-- A FAZER --
Responda às três perguntas a seguir com base no trecho sobre as indicações de Flávio Dino e Paulo Gonet.
1. Além de ministro, que cargos Flávio Dino ocupou?
2. Em que mês e em que condição Paulo Gonet emitiu o parecer pela inelegibilidade do ex-presidente?
3. Quais dois ministros Bolsonaro indicou ao STF?

Essa capacidade de aproximação também é destacada pelo cientista político e professor universitário Doacir Quadros, já que Flávio Dino ocupou vários cargos (além de ministro, foi deputado federal, governador do Maranhão e senador) e Gonet tem apoio dentro do MPF. “Há uma preocupação em promover uma aproximação junto a instituições que no governo anterior não estavam alinhadas claramente na perspectiva de governar o país”, diz Quadros. “O MPF até então se colocava como arredio ao Executivo e ao Legislativo, a escolha do Gonet teve um reconhecimento consistente. Estrategicamente, as escolhas têm o perfil de buscar uma certa aproximação do Executivo com o Judiciário.”

O fator lealdade também pesou nas indicações, avalia o cientista político. “O Flávio Dino sempre se mostrou na defesa do atual presidente, inclusive junto ao Legislativo, quando lá esteve. Aí ,ficou para segundo ou terceiro plano a indicação de uma mulher”, afirma. “O Gonet teve alguns posicionamentos rejeitados pelos movimentos sociais, mas teve atuação na inelegibilidade do Bolsonaro”. Em outubro, na condição de vice-procurador-geral eleitoral, Paulo Gonet emitiu um parecer pela inelegibilidade do ex-presidente.

FORMA DE ESCOLHA

As indicações ao STF costumam ser controversas. Lula foi criticado ao indicar seu advogado, Cristiano Zanin, em junho deste ano; Bolsonaro indicou dois ministros, Kássio Nunes e André Mendonça, com pouca expressividade nos meios jurídicos, mas identificados com pautas conservadoras.

[Anotações dos elementos da página]
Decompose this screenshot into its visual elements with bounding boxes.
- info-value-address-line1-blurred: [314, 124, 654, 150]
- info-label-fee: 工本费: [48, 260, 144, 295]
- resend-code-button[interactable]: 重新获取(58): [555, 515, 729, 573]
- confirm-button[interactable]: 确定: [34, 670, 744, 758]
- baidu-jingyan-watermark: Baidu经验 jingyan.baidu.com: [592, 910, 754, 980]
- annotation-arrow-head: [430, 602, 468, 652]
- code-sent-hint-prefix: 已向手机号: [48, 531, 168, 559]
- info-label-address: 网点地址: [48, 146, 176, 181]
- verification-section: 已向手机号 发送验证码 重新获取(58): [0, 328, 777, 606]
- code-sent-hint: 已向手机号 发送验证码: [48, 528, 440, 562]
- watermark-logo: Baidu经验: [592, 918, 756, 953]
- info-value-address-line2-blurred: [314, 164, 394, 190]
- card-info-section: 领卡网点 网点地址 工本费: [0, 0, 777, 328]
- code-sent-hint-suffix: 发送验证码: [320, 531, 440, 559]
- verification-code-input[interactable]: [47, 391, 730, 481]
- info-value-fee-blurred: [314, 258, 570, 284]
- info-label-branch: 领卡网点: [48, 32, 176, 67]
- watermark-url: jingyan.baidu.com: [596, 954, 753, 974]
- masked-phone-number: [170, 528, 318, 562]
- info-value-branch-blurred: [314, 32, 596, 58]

-- RESPOSTA DO EXERCÍCIO --
1. Deputado federal, governador do Maranhão e senador.
2. Em outubro, na condição de vice-procurador-geral eleitoral.
3. Kássio Nunes e André Mendonça.